● **Dataset rows**:

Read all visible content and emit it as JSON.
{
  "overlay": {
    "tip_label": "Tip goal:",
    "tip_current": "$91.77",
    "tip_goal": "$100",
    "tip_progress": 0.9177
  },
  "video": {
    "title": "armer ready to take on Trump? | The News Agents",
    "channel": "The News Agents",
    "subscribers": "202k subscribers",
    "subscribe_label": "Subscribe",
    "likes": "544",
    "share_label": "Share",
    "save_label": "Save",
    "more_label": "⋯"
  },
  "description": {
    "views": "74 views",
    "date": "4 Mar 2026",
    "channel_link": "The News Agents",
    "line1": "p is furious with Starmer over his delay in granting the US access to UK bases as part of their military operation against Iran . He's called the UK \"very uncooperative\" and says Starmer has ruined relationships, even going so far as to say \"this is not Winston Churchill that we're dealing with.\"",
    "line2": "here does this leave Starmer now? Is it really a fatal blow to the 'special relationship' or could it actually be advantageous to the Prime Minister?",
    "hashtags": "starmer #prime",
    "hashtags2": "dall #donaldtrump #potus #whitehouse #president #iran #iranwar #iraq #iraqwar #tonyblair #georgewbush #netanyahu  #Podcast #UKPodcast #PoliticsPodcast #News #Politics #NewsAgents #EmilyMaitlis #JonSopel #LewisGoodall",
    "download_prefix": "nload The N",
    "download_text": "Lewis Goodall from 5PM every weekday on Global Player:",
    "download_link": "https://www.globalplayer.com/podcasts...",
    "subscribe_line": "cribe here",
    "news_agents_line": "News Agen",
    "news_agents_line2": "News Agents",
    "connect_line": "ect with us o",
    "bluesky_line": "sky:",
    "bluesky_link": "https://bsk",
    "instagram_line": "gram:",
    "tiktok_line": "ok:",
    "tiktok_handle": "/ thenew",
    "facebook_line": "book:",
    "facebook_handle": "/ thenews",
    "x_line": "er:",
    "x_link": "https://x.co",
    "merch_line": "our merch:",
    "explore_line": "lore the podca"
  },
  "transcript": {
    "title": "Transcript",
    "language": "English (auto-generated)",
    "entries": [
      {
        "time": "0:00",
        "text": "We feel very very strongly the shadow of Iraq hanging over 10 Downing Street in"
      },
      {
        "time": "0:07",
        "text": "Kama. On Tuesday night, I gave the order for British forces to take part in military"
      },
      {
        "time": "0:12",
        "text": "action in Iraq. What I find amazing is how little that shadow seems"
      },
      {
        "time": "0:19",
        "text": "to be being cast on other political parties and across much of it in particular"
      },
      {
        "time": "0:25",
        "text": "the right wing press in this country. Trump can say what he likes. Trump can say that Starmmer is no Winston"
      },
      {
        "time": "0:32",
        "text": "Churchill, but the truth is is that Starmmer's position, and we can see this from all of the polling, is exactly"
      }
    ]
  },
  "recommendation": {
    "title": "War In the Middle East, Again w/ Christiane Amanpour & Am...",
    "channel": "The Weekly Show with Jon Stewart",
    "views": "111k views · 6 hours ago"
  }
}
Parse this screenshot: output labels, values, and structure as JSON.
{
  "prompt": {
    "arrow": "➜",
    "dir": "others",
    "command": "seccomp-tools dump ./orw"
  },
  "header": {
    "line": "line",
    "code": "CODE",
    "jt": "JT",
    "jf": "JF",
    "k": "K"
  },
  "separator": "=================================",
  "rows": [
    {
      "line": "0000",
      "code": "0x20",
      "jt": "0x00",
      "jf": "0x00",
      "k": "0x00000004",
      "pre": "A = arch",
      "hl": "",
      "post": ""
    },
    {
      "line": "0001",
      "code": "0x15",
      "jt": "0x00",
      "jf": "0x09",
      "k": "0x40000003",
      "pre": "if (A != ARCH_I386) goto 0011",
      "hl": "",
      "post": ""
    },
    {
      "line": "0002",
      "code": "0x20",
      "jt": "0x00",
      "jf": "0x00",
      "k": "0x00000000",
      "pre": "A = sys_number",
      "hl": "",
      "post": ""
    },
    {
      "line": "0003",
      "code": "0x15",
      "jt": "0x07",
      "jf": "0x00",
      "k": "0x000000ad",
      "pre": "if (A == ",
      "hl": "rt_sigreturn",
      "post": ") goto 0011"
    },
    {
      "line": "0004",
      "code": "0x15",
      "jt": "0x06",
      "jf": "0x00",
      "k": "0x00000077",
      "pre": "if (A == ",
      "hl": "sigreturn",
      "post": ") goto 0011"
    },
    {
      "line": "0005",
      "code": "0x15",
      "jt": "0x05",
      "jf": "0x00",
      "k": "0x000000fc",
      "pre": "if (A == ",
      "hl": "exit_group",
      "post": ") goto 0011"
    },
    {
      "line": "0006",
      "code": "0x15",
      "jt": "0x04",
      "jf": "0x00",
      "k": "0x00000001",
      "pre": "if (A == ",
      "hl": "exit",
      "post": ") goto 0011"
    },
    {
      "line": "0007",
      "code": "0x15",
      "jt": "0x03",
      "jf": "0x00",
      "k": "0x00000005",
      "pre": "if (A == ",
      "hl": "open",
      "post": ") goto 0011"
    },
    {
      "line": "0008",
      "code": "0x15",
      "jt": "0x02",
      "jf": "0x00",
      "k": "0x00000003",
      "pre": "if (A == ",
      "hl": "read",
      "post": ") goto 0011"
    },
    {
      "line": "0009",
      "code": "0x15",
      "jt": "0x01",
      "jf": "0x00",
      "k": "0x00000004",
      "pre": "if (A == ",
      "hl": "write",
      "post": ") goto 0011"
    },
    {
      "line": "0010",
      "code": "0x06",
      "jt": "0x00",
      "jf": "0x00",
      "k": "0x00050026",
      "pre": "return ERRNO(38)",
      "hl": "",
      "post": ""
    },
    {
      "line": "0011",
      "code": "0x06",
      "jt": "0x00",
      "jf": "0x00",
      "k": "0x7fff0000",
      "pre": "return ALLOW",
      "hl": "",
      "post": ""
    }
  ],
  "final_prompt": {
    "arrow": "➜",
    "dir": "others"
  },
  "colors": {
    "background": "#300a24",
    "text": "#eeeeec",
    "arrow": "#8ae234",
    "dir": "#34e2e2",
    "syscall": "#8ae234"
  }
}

● **To do**: Copy out all lines from the material above that contain the string "time".

● **Complete answer**:
        "time": "0:00",
        "time": "0:07",
        "time": "0:12",
        "time": "0:19",
        "time": "0:25",
        "time": "0:32",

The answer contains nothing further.